**What to do**: Lines holding the string "source" are the ones to copy from this listing.

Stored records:

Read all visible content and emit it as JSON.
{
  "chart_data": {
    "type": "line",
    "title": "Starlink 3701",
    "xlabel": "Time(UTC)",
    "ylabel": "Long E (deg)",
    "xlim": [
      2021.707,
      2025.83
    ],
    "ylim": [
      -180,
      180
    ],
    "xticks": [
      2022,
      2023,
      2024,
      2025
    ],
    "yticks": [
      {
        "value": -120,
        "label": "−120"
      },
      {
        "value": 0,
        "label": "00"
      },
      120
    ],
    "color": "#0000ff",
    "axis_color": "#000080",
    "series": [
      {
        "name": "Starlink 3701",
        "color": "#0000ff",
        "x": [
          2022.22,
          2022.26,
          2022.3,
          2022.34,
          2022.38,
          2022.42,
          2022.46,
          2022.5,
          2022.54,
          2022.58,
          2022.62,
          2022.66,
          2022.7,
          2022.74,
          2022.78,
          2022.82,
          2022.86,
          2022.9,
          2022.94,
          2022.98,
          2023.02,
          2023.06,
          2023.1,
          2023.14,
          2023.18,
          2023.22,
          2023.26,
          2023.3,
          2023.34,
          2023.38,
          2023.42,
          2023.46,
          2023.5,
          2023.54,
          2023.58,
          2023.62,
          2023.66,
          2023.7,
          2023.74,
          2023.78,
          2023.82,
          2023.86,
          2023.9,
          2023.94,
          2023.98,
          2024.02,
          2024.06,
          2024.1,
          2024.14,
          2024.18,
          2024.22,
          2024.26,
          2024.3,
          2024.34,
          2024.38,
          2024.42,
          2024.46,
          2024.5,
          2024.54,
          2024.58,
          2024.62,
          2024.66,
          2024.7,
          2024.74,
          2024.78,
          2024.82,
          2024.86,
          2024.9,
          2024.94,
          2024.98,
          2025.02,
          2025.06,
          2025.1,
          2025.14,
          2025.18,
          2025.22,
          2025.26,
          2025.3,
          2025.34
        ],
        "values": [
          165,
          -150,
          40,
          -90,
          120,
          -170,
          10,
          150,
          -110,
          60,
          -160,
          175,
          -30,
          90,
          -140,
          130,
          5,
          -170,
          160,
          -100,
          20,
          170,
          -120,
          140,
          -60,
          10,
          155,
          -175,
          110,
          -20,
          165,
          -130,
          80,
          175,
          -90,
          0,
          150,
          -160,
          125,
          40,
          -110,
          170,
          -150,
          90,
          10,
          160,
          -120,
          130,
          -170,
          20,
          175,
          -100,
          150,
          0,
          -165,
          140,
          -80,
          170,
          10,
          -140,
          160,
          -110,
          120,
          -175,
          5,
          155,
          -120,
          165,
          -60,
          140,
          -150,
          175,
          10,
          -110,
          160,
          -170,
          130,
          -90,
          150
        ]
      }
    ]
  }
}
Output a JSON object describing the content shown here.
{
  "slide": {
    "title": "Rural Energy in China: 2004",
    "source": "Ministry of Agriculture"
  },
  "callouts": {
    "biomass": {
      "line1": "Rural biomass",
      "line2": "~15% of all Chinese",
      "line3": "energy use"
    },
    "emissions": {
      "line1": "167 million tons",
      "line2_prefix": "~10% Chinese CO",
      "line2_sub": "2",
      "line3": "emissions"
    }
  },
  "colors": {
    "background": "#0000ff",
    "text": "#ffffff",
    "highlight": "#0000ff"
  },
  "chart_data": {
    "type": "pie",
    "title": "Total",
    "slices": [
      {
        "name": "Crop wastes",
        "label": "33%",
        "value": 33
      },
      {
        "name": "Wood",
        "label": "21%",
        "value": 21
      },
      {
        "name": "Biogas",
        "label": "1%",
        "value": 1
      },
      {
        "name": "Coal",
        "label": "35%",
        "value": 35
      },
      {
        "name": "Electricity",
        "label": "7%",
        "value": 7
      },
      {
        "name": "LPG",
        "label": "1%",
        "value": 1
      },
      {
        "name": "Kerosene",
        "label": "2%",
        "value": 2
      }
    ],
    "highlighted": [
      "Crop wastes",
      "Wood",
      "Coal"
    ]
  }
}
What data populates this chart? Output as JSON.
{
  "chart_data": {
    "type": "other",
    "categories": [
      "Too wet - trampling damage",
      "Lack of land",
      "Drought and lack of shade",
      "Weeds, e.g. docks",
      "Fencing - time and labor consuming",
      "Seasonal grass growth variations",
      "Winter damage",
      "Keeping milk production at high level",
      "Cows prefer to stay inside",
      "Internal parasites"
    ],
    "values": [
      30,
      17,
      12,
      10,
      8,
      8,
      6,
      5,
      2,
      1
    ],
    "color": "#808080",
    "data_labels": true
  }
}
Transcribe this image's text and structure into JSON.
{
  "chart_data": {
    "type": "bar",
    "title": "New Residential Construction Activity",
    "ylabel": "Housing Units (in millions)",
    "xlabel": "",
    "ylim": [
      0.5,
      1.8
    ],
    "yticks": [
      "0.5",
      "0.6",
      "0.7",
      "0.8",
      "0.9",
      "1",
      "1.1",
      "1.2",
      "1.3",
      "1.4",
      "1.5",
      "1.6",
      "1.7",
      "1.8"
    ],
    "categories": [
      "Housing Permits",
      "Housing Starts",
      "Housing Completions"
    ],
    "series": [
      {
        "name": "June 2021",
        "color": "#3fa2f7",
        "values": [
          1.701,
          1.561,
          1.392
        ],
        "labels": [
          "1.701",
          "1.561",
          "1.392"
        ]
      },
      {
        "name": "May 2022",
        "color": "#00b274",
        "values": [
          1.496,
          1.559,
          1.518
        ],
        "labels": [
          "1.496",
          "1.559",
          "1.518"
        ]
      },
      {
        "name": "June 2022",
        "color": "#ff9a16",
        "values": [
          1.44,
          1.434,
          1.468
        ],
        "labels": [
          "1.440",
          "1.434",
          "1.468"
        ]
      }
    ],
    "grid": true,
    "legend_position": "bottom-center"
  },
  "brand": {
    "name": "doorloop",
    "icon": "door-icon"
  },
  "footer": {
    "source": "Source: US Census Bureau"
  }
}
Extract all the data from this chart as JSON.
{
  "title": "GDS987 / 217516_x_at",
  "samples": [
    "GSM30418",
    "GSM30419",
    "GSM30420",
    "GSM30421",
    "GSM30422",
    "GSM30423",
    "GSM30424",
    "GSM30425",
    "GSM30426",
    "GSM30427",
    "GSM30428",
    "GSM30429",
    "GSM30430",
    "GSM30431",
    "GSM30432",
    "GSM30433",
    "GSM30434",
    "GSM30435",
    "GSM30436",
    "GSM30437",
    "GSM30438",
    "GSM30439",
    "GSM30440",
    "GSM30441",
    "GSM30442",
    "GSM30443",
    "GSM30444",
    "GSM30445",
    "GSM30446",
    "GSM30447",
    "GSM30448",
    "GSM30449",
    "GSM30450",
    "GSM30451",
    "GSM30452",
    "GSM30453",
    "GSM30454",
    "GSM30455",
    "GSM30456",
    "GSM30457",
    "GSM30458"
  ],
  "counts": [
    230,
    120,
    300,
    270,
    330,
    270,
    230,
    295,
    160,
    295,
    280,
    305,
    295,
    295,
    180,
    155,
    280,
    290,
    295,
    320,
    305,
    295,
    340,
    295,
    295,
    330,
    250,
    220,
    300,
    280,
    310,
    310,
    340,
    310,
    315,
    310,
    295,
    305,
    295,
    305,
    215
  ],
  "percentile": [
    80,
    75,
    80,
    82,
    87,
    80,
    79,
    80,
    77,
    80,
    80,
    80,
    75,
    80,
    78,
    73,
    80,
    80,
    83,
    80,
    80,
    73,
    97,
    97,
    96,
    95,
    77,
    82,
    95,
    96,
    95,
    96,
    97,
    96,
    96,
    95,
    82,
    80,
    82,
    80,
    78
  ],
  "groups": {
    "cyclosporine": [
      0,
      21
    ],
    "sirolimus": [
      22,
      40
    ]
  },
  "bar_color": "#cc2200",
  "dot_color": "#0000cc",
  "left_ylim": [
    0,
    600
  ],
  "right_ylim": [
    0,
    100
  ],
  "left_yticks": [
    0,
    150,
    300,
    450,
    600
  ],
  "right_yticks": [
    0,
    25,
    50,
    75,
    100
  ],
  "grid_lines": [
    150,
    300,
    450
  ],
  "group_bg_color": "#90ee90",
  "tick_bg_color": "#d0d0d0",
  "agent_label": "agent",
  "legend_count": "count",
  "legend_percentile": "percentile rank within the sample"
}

**Full response**:
    "source": "Ministry of Agriculture"
    "source": "Source: US Census Bureau"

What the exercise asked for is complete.